[start of ENTRIES SHOWN]

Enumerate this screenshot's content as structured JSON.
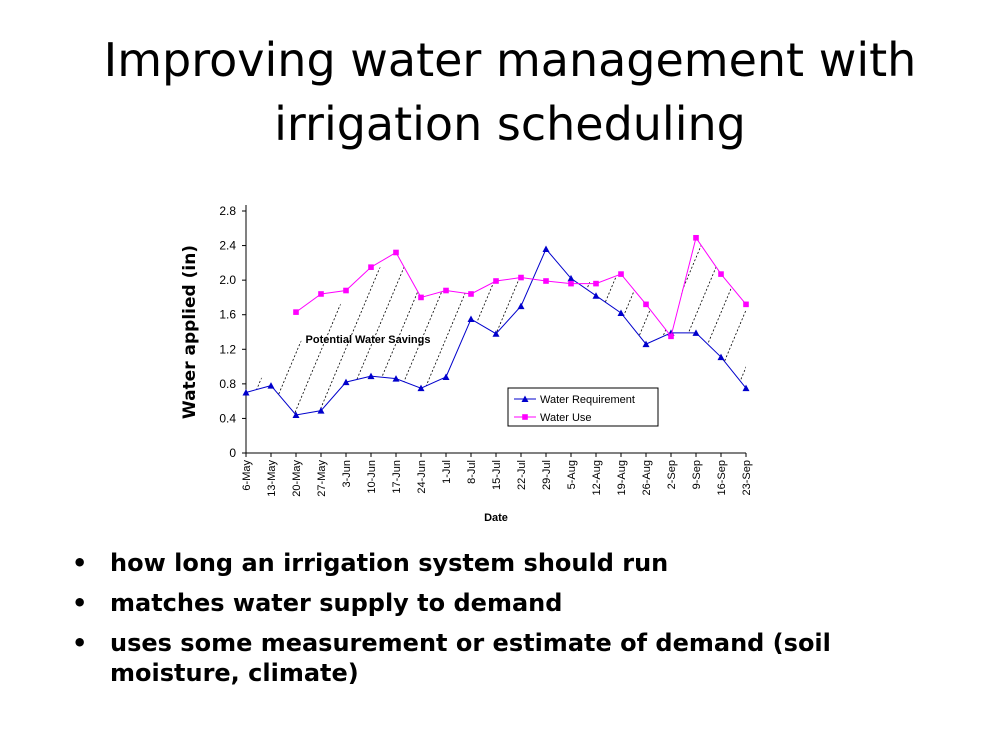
{
  "slide": {
    "title_line1": "Improving water management with",
    "title_line2": "irrigation scheduling",
    "bullets": [
      " how long an irrigation system should run",
      " matches water supply to demand",
      " uses some measurement or estimate of demand (soil moisture, climate)"
    ],
    "bullet_glyph": "•"
  },
  "chart_data": {
    "type": "line",
    "title": "",
    "xlabel": "Date",
    "ylabel": "Water applied (in)",
    "ylim": [
      0,
      2.8
    ],
    "yticks": [
      "0",
      "0.4",
      "0.8",
      "1.2",
      "1.6",
      "2.0",
      "2.4",
      "2.8"
    ],
    "ytick_values": [
      0,
      0.4,
      0.8,
      1.2,
      1.6,
      2.0,
      2.4,
      2.8
    ],
    "categories": [
      "6-May",
      "13-May",
      "20-May",
      "27-May",
      "3-Jun",
      "10-Jun",
      "17-Jun",
      "24-Jun",
      "1-Jul",
      "8-Jul",
      "15-Jul",
      "22-Jul",
      "29-Jul",
      "5-Aug",
      "12-Aug",
      "19-Aug",
      "26-Aug",
      "2-Sep",
      "9-Sep",
      "16-Sep",
      "23-Sep"
    ],
    "series": [
      {
        "name": "Water Requirement",
        "color": "#0000cc",
        "marker": "triangle",
        "values": [
          0.7,
          0.78,
          0.44,
          0.49,
          0.82,
          0.89,
          0.86,
          0.75,
          0.88,
          1.55,
          1.38,
          1.7,
          2.36,
          2.02,
          1.82,
          1.62,
          1.26,
          1.39,
          1.39,
          1.11,
          0.75
        ]
      },
      {
        "name": "Water Use",
        "color": "#ff00ff",
        "marker": "square",
        "values": [
          null,
          null,
          1.63,
          1.84,
          1.88,
          2.15,
          2.32,
          1.8,
          1.88,
          1.84,
          1.99,
          2.03,
          1.99,
          1.96,
          1.96,
          2.07,
          1.72,
          1.35,
          2.49,
          2.07,
          1.72
        ]
      }
    ],
    "annotation": "Potential Water Savings",
    "legend_position": "lower-right",
    "grid": false
  }
}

[end of ENTRIES SHOWN]

● STATED TASK
Every record above should be transcribed exactly; the pictures stay out of the copy.

● TASK RESULT
Enumerate this screenshot's content as structured JSON.
{
  "slide": {
    "title_line1": "Improving water management with",
    "title_line2": "irrigation scheduling",
    "bullets": [
      " how long an irrigation system should run",
      " matches water supply to demand",
      " uses some measurement or estimate of demand (soil moisture, climate)"
    ],
    "bullet_glyph": "•"
  },
  "chart_data": {
    "type": "line",
    "title": "",
    "xlabel": "Date",
    "ylabel": "Water applied (in)",
    "ylim": [
      0,
      2.8
    ],
    "yticks": [
      "0",
      "0.4",
      "0.8",
      "1.2",
      "1.6",
      "2.0",
      "2.4",
      "2.8"
    ],
    "ytick_values": [
      0,
      0.4,
      0.8,
      1.2,
      1.6,
      2.0,
      2.4,
      2.8
    ],
    "categories": [
      "6-May",
      "13-May",
      "20-May",
      "27-May",
      "3-Jun",
      "10-Jun",
      "17-Jun",
      "24-Jun",
      "1-Jul",
      "8-Jul",
      "15-Jul",
      "22-Jul",
      "29-Jul",
      "5-Aug",
      "12-Aug",
      "19-Aug",
      "26-Aug",
      "2-Sep",
      "9-Sep",
      "16-Sep",
      "23-Sep"
    ],
    "series": [
      {
        "name": "Water Requirement",
        "color": "#0000cc",
        "marker": "triangle",
        "values": [
          0.7,
          0.78,
          0.44,
          0.49,
          0.82,
          0.89,
          0.86,
          0.75,
          0.88,
          1.55,
          1.38,
          1.7,
          2.36,
          2.02,
          1.82,
          1.62,
          1.26,
          1.39,
          1.39,
          1.11,
          0.75
        ]
      },
      {
        "name": "Water Use",
        "color": "#ff00ff",
        "marker": "square",
        "values": [
          null,
          null,
          1.63,
          1.84,
          1.88,
          2.15,
          2.32,
          1.8,
          1.88,
          1.84,
          1.99,
          2.03,
          1.99,
          1.96,
          1.96,
          2.07,
          1.72,
          1.35,
          2.49,
          2.07,
          1.72
        ]
      }
    ],
    "annotation": "Potential Water Savings",
    "legend_position": "lower-right",
    "grid": false
  }
}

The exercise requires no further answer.